● **Given instruction**: Repeat the full listing, word for word.

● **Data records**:
━━━━━━━━━━

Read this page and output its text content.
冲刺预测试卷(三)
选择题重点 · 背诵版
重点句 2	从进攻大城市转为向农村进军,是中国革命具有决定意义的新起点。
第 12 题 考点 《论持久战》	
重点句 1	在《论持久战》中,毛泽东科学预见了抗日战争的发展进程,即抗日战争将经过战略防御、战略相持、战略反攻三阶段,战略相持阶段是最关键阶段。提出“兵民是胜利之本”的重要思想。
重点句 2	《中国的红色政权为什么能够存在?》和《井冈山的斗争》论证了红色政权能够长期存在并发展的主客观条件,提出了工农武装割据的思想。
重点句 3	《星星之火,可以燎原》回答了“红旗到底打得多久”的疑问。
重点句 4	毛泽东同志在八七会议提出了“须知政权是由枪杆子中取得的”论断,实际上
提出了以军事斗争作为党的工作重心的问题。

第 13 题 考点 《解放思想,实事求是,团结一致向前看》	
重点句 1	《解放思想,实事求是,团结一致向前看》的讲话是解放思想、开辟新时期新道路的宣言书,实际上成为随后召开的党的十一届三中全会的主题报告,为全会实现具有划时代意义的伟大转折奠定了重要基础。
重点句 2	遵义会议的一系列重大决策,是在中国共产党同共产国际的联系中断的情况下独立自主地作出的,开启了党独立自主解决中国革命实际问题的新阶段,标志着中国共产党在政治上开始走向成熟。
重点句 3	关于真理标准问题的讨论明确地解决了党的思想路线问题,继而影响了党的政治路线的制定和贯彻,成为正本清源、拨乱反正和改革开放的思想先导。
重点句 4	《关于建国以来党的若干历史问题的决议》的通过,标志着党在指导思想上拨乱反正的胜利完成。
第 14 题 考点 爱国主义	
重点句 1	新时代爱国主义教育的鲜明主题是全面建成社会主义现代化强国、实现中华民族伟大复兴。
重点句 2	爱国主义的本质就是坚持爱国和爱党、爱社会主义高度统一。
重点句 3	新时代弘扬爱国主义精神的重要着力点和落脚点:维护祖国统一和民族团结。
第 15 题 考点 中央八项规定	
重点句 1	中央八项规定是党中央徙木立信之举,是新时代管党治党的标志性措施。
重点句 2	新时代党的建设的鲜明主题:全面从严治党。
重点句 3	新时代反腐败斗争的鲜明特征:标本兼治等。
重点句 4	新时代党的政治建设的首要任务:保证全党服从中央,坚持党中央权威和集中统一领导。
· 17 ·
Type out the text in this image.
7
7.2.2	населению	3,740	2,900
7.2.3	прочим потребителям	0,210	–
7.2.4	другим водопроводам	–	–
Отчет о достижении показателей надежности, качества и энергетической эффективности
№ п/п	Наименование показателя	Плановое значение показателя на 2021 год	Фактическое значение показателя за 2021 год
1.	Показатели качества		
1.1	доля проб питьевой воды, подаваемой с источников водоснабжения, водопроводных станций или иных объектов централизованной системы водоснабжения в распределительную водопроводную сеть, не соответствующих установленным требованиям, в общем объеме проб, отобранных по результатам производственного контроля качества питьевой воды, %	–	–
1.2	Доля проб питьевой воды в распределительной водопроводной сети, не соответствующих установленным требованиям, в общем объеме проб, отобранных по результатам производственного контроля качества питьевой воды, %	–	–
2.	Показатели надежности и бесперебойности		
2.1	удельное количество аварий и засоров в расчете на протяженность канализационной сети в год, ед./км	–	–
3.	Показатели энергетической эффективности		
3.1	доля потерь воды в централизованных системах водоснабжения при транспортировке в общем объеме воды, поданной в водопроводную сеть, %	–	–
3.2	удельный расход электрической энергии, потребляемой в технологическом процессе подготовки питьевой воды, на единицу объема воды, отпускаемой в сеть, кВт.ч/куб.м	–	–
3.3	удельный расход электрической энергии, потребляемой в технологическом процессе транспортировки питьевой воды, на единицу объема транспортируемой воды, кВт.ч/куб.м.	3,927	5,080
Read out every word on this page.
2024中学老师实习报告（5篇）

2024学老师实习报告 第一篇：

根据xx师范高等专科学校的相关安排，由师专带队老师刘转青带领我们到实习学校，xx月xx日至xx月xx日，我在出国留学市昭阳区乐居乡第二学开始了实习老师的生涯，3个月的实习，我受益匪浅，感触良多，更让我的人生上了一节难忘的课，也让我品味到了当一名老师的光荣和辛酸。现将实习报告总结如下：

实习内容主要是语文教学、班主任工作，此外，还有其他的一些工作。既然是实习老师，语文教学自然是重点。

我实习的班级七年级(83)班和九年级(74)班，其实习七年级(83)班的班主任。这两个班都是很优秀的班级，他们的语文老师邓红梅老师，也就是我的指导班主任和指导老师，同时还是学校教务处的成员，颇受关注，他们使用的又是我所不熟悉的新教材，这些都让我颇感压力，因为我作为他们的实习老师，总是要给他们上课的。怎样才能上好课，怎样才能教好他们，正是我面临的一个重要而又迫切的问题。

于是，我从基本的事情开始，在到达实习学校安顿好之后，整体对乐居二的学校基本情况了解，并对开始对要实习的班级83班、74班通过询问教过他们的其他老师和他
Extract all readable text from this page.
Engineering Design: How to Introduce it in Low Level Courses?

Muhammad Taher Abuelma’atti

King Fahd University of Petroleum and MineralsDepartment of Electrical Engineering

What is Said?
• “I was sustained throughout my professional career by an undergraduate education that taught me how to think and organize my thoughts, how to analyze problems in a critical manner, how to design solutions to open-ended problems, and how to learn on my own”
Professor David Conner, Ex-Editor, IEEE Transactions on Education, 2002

━━━━━━━━━━

● **Reply to the task**:
Read this page and output its text content.
冲刺预测试卷(三)
选择题重点 · 背诵版
重点句 2	从进攻大城市转为向农村进军,是中国革命具有决定意义的新起点。
第 12 题 考点 《论持久战》	
重点句 1	在《论持久战》中,毛泽东科学预见了抗日战争的发展进程,即抗日战争将经过战略防御、战略相持、战略反攻三阶段,战略相持阶段是最关键阶段。提出“兵民是胜利之本”的重要思想。
重点句 2	《中国的红色政权为什么能够存在?》和《井冈山的斗争》论证了红色政权能够长期存在并发展的主客观条件,提出了工农武装割据的思想。
重点句 3	《星星之火,可以燎原》回答了“红旗到底打得多久”的疑问。
重点句 4	毛泽东同志在八七会议提出了“须知政权是由枪杆子中取得的”论断,实际上
提出了以军事斗争作为党的工作重心的问题。

第 13 题 考点 《解放思想,实事求是,团结一致向前看》	
重点句 1	《解放思想,实事求是,团结一致向前看》的讲话是解放思想、开辟新时期新道路的宣言书,实际上成为随后召开的党的十一届三中全会的主题报告,为全会实现具有划时代意义的伟大转折奠定了重要基础。
重点句 2	遵义会议的一系列重大决策,是在中国共产党同共产国际的联系中断的情况下独立自主地作出的,开启了党独立自主解决中国革命实际问题的新阶段,标志着中国共产党在政治上开始走向成熟。
重点句 3	关于真理标准问题的讨论明确地解决了党的思想路线问题,继而影响了党的政治路线的制定和贯彻,成为正本清源、拨乱反正和改革开放的思想先导。
重点句 4	《关于建国以来党的若干历史问题的决议》的通过,标志着党在指导思想上拨乱反正的胜利完成。
第 14 题 考点 爱国主义	
重点句 1	新时代爱国主义教育的鲜明主题是全面建成社会主义现代化强国、实现中华民族伟大复兴。
重点句 2	爱国主义的本质就是坚持爱国和爱党、爱社会主义高度统一。
重点句 3	新时代弘扬爱国主义精神的重要着力点和落脚点:维护祖国统一和民族团结。
第 15 题 考点 中央八项规定	
重点句 1	中央八项规定是党中央徙木立信之举,是新时代管党治党的标志性措施。
重点句 2	新时代党的建设的鲜明主题:全面从严治党。
重点句 3	新时代反腐败斗争的鲜明特征:标本兼治等。
重点句 4	新时代党的政治建设的首要任务:保证全党服从中央,坚持党中央权威和集中统一领导。
· 17 ·
Type out the text in this image.
7
7.2.2	населению	3,740	2,900
7.2.3	прочим потребителям	0,210	–
7.2.4	другим водопроводам	–	–
Отчет о достижении показателей надежности, качества и энергетической эффективности
№ п/п	Наименование показателя	Плановое значение показателя на 2021 год	Фактическое значение показателя за 2021 год
1.	Показатели качества		
1.1	доля проб питьевой воды, подаваемой с источников водоснабжения, водопроводных станций или иных объектов централизованной системы водоснабжения в распределительную водопроводную сеть, не соответствующих установленным требованиям, в общем объеме проб, отобранных по результатам производственного контроля качества питьевой воды, %	–	–
1.2	Доля проб питьевой воды в распределительной водопроводной сети, не соответствующих установленным требованиям, в общем объеме проб, отобранных по результатам производственного контроля качества питьевой воды, %	–	–
2.	Показатели надежности и бесперебойности		
2.1	удельное количество аварий и засоров в расчете на протяженность канализационной сети в год, ед./км	–	–
3.	Показатели энергетической эффективности		
3.1	доля потерь воды в централизованных системах водоснабжения при транспортировке в общем объеме воды, поданной в водопроводную сеть, %	–	–
3.2	удельный расход электрической энергии, потребляемой в технологическом процессе подготовки питьевой воды, на единицу объема воды, отпускаемой в сеть, кВт.ч/куб.м	–	–
3.3	удельный расход электрической энергии, потребляемой в технологическом процессе транспортировки питьевой воды, на единицу объема транспортируемой воды, кВт.ч/куб.м.	3,927	5,080
Read out every word on this page.
2024中学老师实习报告（5篇）

2024学老师实习报告 第一篇：

根据xx师范高等专科学校的相关安排，由师专带队老师刘转青带领我们到实习学校，xx月xx日至xx月xx日，我在出国留学市昭阳区乐居乡第二学开始了实习老师的生涯，3个月的实习，我受益匪浅，感触良多，更让我的人生上了一节难忘的课，也让我品味到了当一名老师的光荣和辛酸。现将实习报告总结如下：

实习内容主要是语文教学、班主任工作，此外，还有其他的一些工作。既然是实习老师，语文教学自然是重点。

我实习的班级七年级(83)班和九年级(74)班，其实习七年级(83)班的班主任。这两个班都是很优秀的班级，他们的语文老师邓红梅老师，也就是我的指导班主任和指导老师，同时还是学校教务处的成员，颇受关注，他们使用的又是我所不熟悉的新教材，这些都让我颇感压力，因为我作为他们的实习老师，总是要给他们上课的。怎样才能上好课，怎样才能教好他们，正是我面临的一个重要而又迫切的问题。

于是，我从基本的事情开始，在到达实习学校安顿好之后，整体对乐居二的学校基本情况了解，并对开始对要实习的班级83班、74班通过询问教过他们的其他老师和他
Extract all readable text from this page.
Engineering Design: How to Introduce it in Low Level Courses?

Muhammad Taher Abuelma’atti

King Fahd University of Petroleum and MineralsDepartment of Electrical Engineering

What is Said?
• “I was sustained throughout my professional career by an undergraduate education that taught me how to think and organize my thoughts, how to analyze problems in a critical manner, how to design solutions to open-ended problems, and how to learn on my own”
Professor David Conner, Ex-Editor, IEEE Transactions on Education, 2002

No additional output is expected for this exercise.